# DATASET CONTENT
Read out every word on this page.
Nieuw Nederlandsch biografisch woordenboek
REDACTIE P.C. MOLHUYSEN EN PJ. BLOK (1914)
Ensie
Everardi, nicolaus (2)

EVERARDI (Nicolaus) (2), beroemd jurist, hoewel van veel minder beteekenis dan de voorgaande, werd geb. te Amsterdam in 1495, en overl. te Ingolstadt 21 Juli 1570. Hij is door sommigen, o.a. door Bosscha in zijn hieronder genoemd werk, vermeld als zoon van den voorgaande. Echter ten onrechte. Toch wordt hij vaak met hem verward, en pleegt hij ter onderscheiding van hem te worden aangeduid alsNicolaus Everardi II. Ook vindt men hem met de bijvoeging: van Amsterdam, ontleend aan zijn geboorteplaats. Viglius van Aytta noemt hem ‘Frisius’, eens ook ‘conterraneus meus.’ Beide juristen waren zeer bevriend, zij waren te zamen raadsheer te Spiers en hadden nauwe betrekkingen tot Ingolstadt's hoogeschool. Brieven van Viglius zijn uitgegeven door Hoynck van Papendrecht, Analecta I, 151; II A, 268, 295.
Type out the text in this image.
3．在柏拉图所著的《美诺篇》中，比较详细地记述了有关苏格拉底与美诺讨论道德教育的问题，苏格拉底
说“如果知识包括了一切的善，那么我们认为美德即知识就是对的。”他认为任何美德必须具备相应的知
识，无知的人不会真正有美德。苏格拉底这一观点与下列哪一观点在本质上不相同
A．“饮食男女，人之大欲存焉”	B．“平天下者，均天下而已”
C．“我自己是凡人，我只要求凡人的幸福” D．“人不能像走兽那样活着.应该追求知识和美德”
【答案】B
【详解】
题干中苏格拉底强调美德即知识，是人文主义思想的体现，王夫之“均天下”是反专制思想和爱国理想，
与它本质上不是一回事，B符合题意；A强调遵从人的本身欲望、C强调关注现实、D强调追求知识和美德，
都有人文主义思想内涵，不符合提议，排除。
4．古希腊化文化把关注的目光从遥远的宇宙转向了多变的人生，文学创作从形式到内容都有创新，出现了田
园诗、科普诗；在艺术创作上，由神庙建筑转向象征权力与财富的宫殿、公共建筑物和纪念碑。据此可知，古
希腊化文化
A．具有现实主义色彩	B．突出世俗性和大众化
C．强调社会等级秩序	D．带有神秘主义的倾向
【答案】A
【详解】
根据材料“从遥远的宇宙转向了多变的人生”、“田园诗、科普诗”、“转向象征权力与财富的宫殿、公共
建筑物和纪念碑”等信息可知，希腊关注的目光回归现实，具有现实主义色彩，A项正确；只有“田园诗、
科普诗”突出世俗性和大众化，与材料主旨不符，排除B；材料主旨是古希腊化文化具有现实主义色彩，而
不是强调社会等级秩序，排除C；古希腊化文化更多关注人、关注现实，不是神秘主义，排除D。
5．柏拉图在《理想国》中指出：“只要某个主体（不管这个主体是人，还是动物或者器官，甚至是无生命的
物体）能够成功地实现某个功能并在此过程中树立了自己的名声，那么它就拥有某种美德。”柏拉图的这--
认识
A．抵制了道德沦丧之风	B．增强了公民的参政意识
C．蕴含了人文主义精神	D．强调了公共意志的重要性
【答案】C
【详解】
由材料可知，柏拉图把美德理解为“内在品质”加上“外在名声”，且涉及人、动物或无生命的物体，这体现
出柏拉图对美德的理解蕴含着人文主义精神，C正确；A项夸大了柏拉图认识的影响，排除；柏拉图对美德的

# AIM
Extract from the data every line where "Everardi" shows up.

# RESULT OF THE EXERCISE
Everardi, nicolaus (2)
EVERARDI (Nicolaus) (2), beroemd jurist, hoewel van veel minder beteekenis dan de voorgaande, werd geb. te Amsterdam in 1495, en overl. te Ingolstadt 21 Juli 1570. Hij is door sommigen, o.a. door Bosscha in zijn hieronder genoemd werk, vermeld als zoon van den voorgaande. Echter ten onrechte. Toch wordt hij vaak met hem verward, en pleegt hij ter onderscheiding van hem te worden aangeduid alsNicolaus Everardi II. Ook vindt men hem met de bijvoeging: van Amsterdam, ontleend aan zijn geboorteplaats. Viglius van Aytta noemt hem ‘Frisius’, eens ook ‘conterraneus meus.’ Beide juristen waren zeer bevriend, zij waren te zamen raadsheer te Spiers en hadden nauwe betrekkingen tot Ingolstadt's hoogeschool. Brieven van Viglius zijn uitgegeven door Hoynck van Papendrecht, Analecta I, 151; II A, 268, 295.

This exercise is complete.